### WHAT IS BEING ASKED
Where a line contains the word "text", copy that line.

[START OF ENTRIES SHOWN]

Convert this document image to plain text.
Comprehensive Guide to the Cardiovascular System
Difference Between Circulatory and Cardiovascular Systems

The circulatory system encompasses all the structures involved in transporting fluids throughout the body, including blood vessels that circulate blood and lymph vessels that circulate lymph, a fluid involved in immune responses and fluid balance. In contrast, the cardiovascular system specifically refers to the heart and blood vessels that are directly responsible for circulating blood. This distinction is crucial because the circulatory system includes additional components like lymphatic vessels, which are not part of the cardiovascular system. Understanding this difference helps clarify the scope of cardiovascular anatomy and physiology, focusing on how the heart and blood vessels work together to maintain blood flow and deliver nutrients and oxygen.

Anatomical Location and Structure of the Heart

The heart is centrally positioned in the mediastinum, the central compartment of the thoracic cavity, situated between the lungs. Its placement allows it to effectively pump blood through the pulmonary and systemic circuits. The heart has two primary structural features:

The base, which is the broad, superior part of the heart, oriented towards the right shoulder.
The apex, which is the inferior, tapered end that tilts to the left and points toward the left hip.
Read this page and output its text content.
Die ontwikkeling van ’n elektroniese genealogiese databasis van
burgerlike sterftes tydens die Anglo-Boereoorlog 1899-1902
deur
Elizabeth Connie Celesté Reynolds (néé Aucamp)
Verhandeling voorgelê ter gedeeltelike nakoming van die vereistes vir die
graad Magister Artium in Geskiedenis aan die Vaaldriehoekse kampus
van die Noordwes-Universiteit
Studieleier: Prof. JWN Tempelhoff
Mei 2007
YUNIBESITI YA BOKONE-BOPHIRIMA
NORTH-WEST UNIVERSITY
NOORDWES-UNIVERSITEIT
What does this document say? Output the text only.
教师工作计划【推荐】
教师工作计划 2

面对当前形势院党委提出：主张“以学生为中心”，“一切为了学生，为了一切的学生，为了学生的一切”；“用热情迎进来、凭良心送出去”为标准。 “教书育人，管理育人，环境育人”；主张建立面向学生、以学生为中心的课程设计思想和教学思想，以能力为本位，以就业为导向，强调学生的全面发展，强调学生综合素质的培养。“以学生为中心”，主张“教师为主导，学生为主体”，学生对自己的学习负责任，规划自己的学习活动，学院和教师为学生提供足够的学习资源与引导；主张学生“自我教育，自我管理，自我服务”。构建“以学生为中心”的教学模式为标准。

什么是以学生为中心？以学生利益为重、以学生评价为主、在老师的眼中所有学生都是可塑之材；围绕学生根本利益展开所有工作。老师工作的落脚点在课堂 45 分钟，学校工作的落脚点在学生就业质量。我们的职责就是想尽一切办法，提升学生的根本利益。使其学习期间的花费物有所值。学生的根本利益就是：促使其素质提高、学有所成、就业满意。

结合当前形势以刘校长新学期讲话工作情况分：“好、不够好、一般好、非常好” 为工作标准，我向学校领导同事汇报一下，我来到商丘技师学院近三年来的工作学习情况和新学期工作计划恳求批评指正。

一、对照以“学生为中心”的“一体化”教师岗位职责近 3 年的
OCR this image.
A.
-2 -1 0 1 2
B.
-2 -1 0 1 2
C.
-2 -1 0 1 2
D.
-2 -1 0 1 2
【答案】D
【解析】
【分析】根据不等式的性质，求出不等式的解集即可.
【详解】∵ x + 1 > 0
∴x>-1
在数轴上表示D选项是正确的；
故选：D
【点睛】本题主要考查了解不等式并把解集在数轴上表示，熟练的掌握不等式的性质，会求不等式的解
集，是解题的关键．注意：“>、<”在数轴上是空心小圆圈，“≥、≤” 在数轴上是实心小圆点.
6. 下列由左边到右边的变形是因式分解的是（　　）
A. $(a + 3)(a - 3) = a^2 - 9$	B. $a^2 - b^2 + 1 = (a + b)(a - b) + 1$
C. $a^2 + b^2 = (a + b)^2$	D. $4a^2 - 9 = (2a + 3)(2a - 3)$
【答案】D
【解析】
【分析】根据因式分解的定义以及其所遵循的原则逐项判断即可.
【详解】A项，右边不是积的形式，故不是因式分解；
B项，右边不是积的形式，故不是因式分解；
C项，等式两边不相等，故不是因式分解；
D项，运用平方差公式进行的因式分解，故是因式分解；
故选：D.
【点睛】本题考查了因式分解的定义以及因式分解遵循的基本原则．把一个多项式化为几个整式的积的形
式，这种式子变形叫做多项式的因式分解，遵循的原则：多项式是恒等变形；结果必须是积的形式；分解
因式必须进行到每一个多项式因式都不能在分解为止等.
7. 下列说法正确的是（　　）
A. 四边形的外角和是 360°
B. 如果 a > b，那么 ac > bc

[END OF ENTRIES SHOWN]

### ANSWER TO THE EXERCISE
Convert this document image to plain text.
Read this page and output its text content.
What does this document say? Output the text only.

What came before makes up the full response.